**WHAT NEEDS TO BE DONE**
For each line of the listing that holds "coffee", show the full line.

**SOURCE MATERIAL**
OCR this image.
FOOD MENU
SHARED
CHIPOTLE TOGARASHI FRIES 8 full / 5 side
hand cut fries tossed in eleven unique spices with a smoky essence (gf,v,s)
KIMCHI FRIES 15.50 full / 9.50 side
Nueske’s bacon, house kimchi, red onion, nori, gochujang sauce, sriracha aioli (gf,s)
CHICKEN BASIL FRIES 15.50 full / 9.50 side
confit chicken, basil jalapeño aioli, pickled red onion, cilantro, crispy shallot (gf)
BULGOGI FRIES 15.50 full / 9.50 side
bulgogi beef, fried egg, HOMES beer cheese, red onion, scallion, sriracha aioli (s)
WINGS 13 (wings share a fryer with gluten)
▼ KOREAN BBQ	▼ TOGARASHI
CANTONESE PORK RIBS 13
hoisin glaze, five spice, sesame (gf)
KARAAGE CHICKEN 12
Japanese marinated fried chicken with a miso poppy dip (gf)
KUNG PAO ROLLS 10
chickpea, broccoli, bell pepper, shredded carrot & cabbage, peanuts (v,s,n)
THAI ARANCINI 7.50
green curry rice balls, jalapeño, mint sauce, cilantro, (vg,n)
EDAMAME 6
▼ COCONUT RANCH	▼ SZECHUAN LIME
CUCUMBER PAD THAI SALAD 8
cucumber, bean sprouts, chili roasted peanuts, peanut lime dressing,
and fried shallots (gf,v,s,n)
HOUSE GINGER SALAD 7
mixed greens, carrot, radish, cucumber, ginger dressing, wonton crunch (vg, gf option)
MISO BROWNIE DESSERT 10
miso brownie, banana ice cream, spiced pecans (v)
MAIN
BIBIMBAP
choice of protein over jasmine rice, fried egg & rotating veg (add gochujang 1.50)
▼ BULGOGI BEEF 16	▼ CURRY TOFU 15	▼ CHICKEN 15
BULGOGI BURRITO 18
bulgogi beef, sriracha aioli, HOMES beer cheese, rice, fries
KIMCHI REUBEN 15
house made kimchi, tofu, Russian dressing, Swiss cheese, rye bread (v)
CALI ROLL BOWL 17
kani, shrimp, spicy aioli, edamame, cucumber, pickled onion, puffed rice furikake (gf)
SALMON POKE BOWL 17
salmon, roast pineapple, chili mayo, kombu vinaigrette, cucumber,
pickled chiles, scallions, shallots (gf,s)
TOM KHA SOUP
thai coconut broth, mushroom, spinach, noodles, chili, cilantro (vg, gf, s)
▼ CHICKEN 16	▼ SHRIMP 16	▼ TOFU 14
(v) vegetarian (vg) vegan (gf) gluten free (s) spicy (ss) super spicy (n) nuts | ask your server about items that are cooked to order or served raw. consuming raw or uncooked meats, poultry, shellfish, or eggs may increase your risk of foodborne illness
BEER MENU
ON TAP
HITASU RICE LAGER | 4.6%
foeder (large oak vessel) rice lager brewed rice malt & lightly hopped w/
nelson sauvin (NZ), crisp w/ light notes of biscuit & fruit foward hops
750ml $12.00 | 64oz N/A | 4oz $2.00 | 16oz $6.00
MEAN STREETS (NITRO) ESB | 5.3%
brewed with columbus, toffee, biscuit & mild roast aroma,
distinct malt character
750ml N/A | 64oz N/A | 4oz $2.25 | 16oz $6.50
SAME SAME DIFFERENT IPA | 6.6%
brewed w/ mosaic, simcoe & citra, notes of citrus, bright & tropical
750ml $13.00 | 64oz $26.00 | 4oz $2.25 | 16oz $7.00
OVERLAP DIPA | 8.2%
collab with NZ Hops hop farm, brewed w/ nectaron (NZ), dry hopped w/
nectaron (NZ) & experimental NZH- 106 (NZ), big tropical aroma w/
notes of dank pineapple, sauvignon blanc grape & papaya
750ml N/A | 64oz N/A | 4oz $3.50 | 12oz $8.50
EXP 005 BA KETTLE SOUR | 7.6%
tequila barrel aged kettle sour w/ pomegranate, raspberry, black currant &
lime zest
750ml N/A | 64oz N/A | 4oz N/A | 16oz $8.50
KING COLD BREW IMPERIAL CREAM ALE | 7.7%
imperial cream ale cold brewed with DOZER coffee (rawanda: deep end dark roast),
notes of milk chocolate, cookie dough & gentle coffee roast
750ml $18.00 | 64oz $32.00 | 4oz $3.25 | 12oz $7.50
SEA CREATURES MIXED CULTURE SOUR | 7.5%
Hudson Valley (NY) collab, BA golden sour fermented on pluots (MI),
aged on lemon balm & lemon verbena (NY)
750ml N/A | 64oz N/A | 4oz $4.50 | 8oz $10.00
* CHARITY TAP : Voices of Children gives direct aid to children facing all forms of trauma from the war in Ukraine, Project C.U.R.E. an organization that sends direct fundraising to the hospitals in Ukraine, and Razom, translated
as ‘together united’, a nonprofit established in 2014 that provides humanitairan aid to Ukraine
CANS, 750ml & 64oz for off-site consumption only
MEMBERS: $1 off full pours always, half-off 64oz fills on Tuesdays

**WRITTEN REPLY**
imperial cream ale cold brewed with DOZER coffee (rawanda: deep end dark roast),
notes of milk chocolate, cookie dough & gentle coffee roast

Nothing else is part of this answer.